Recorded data
○ ○ ○

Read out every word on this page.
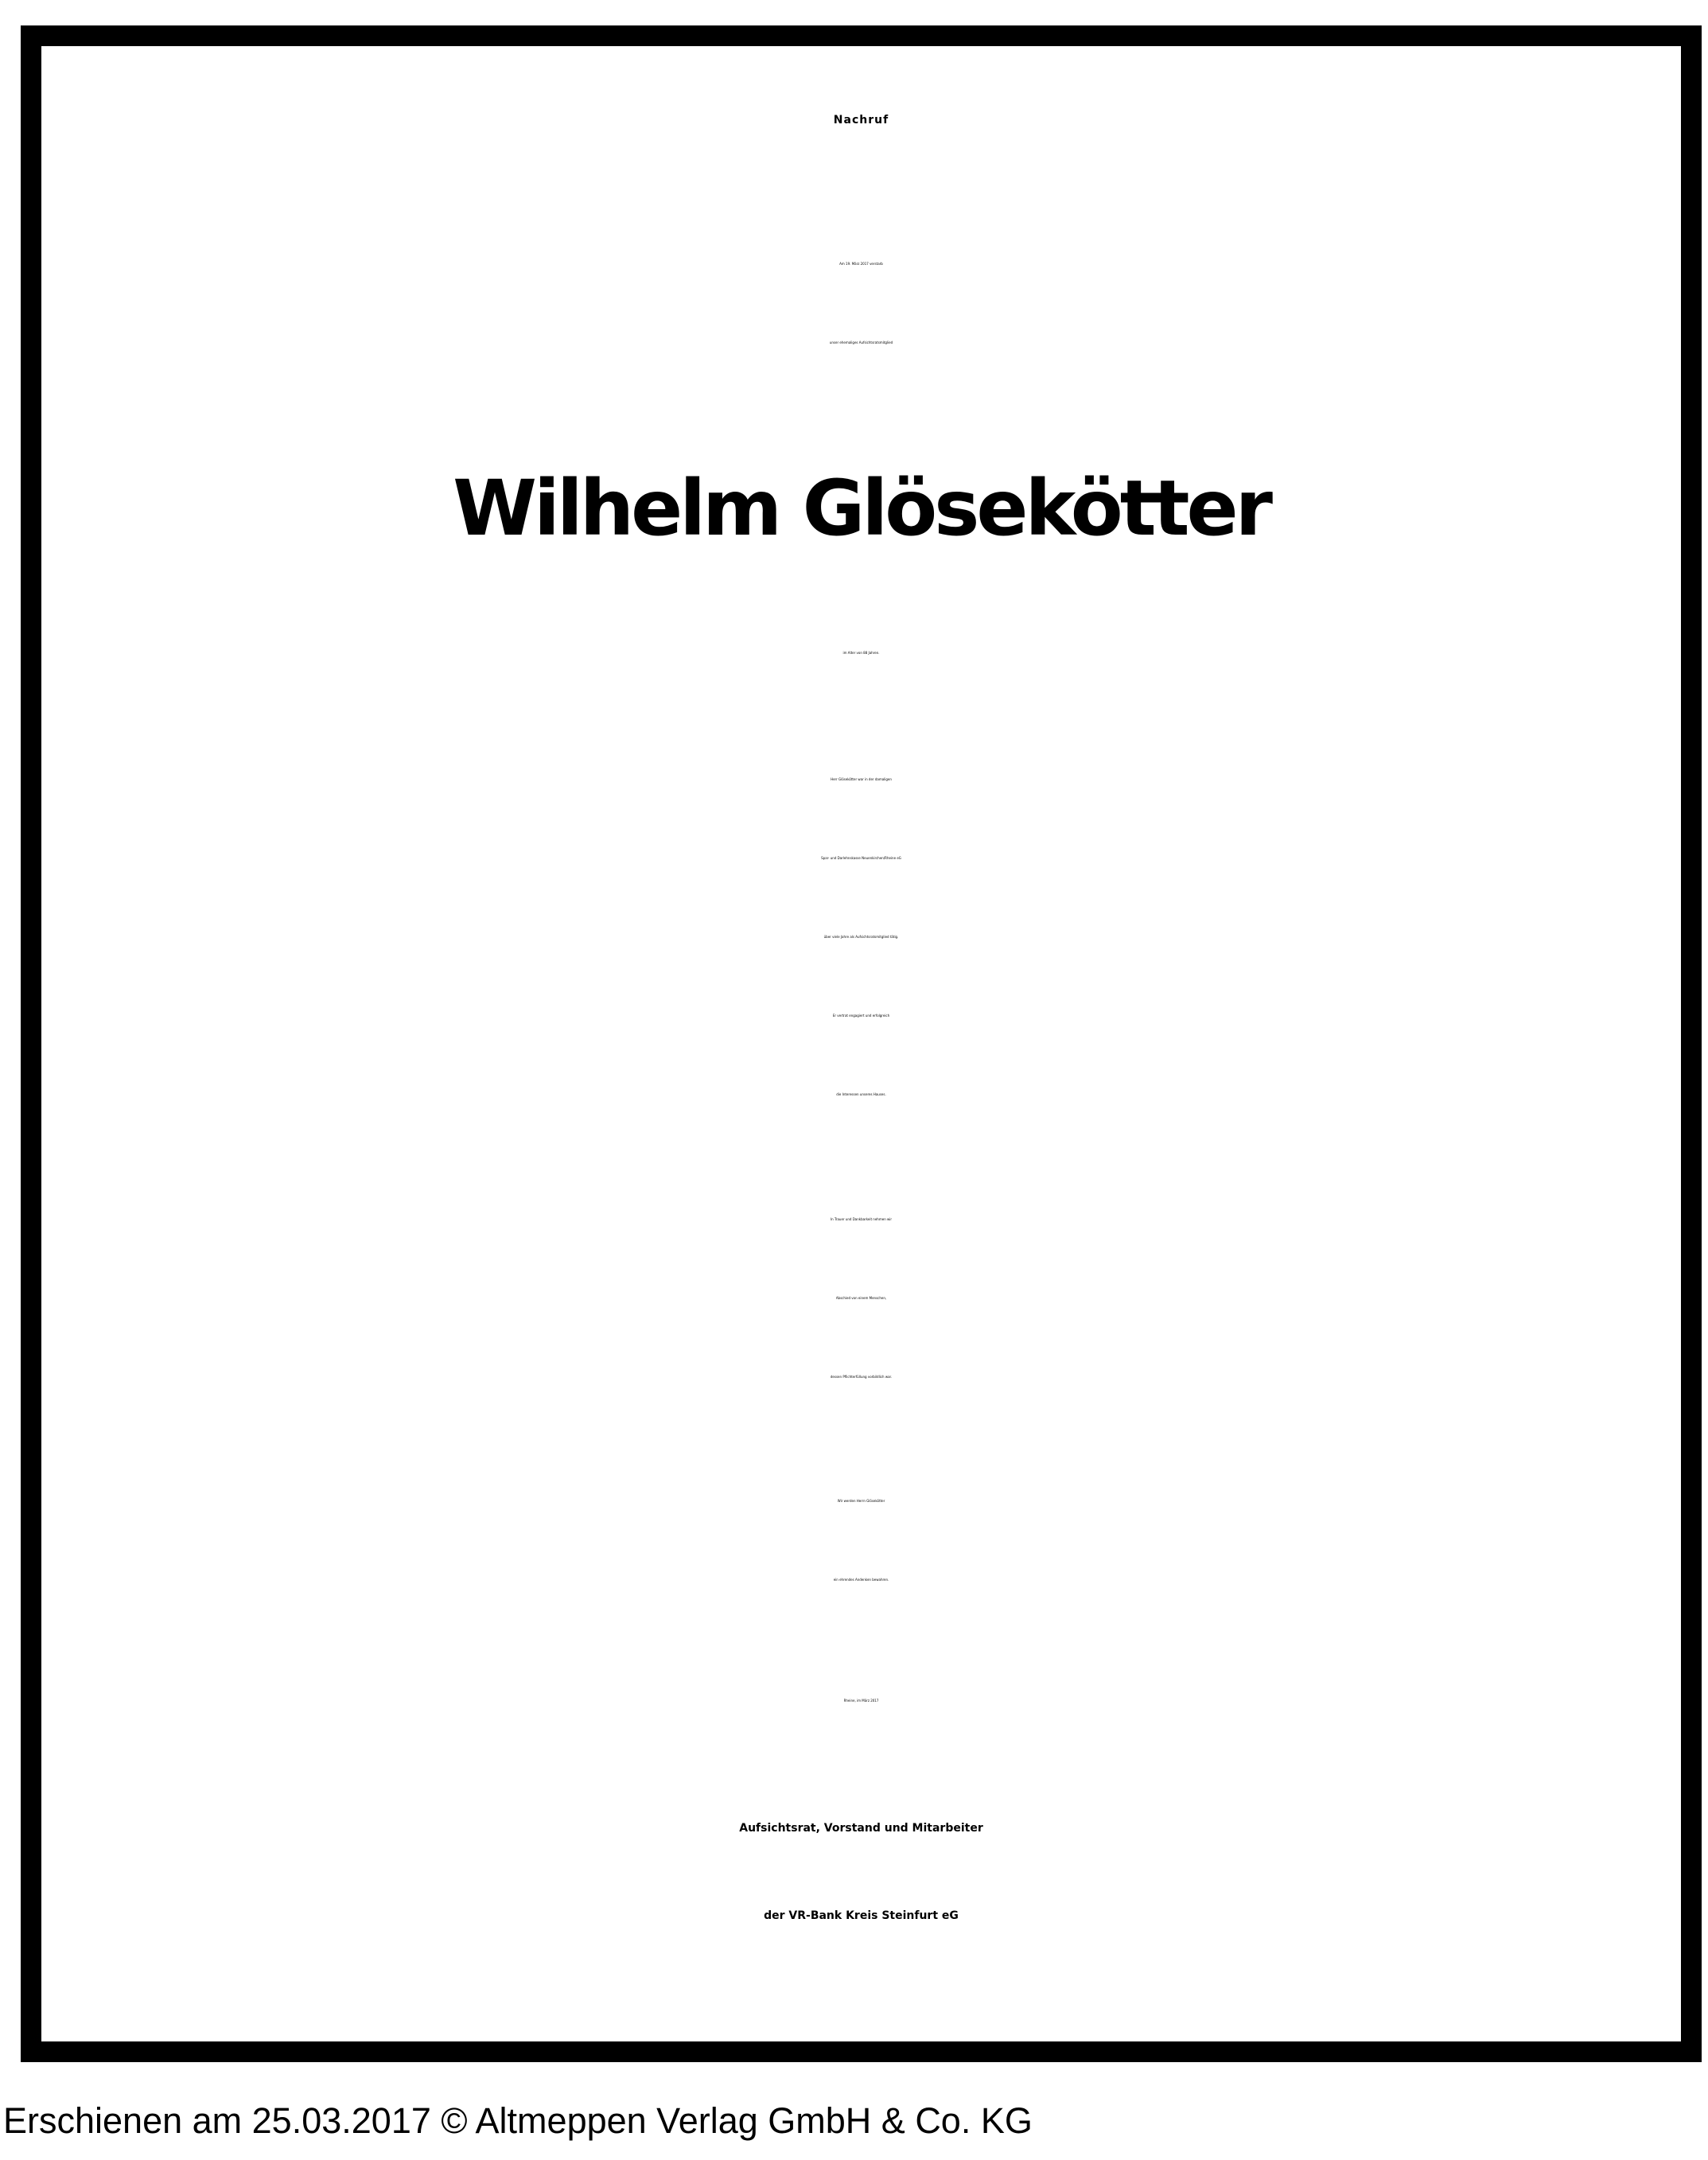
Nachruf
Am 19. März 2017 verstarb
unser ehemaliges Aufsichtsratsmitglied
Wilhelm Glösekötter
im Alter von 88 Jahren.
Herr Glösekötter war in der damaligen
Spar- und Darlehnskasse Neuenkirchen/Rheine eG
über viele Jahre als Aufsichtsratsmitglied tätig.
Er vertrat engagiert und erfolgreich
die Interessen unseres Hauses.
In Trauer und Dankbarkeit nehmen wir
Abschied von einem Menschen,
dessen Pflichterfüllung vorbildlich war.
Wir werden Herrn Glösekötter
ein ehrendes Andenken bewahren.
Rheine, im März 2017
Aufsichtsrat, Vorstand und Mitarbeiter
der VR-Bank Kreis Steinfurt eG
Erschienen am 25.03.2017 © Altmeppen Verlag GmbH & Co. KG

○ ○ ○

| To be done |
Each line of the material above either contains the word "Aufsichtsratsmitglied" or does not; state how many do, and nothing else.

| Correct output |
2